▶ What you have to do: Using the data below, copy each line that includes the word "points".

===

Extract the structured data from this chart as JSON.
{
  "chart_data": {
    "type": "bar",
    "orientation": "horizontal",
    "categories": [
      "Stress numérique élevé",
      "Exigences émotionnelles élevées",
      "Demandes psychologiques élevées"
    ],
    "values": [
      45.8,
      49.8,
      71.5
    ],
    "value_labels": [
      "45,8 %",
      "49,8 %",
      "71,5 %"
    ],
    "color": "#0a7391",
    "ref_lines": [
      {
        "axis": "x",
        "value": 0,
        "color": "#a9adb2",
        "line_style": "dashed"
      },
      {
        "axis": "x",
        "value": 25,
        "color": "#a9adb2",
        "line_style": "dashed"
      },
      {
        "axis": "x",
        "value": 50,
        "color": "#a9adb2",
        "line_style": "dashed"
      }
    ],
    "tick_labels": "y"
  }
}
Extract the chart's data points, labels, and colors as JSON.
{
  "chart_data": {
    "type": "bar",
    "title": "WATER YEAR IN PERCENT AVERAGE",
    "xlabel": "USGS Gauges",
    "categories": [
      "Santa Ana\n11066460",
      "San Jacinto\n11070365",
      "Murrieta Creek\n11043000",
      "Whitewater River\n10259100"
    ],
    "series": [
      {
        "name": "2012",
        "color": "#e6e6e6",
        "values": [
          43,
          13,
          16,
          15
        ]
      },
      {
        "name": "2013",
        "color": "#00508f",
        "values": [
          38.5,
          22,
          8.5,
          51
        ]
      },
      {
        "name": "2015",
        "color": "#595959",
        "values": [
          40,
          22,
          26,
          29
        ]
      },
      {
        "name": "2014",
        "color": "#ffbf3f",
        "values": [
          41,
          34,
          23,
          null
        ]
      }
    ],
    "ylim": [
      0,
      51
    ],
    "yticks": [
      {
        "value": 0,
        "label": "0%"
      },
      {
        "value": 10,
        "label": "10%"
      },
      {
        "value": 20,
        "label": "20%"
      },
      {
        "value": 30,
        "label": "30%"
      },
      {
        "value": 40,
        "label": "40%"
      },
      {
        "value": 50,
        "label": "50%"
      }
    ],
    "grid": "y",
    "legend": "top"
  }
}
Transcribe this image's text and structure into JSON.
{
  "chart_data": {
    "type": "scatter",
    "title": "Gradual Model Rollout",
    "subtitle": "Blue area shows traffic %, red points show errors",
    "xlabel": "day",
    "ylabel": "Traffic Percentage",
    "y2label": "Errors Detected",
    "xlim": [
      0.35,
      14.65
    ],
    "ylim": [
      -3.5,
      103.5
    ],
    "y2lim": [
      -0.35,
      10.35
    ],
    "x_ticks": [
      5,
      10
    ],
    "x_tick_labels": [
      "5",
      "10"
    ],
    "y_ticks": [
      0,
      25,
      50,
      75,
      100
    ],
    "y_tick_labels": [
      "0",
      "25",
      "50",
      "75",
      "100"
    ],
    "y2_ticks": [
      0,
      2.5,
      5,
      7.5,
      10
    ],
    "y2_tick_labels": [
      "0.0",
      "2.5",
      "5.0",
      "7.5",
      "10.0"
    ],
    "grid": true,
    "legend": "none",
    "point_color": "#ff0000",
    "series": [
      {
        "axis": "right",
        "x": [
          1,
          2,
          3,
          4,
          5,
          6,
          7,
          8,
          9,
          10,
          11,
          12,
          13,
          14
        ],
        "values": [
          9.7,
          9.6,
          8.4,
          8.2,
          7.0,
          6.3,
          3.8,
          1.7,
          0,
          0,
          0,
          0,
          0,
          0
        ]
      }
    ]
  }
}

===

▶ Output below:
Extract the chart's data points, labels, and colors as JSON.
    "subtitle": "Blue area shows traffic %, red points show errors",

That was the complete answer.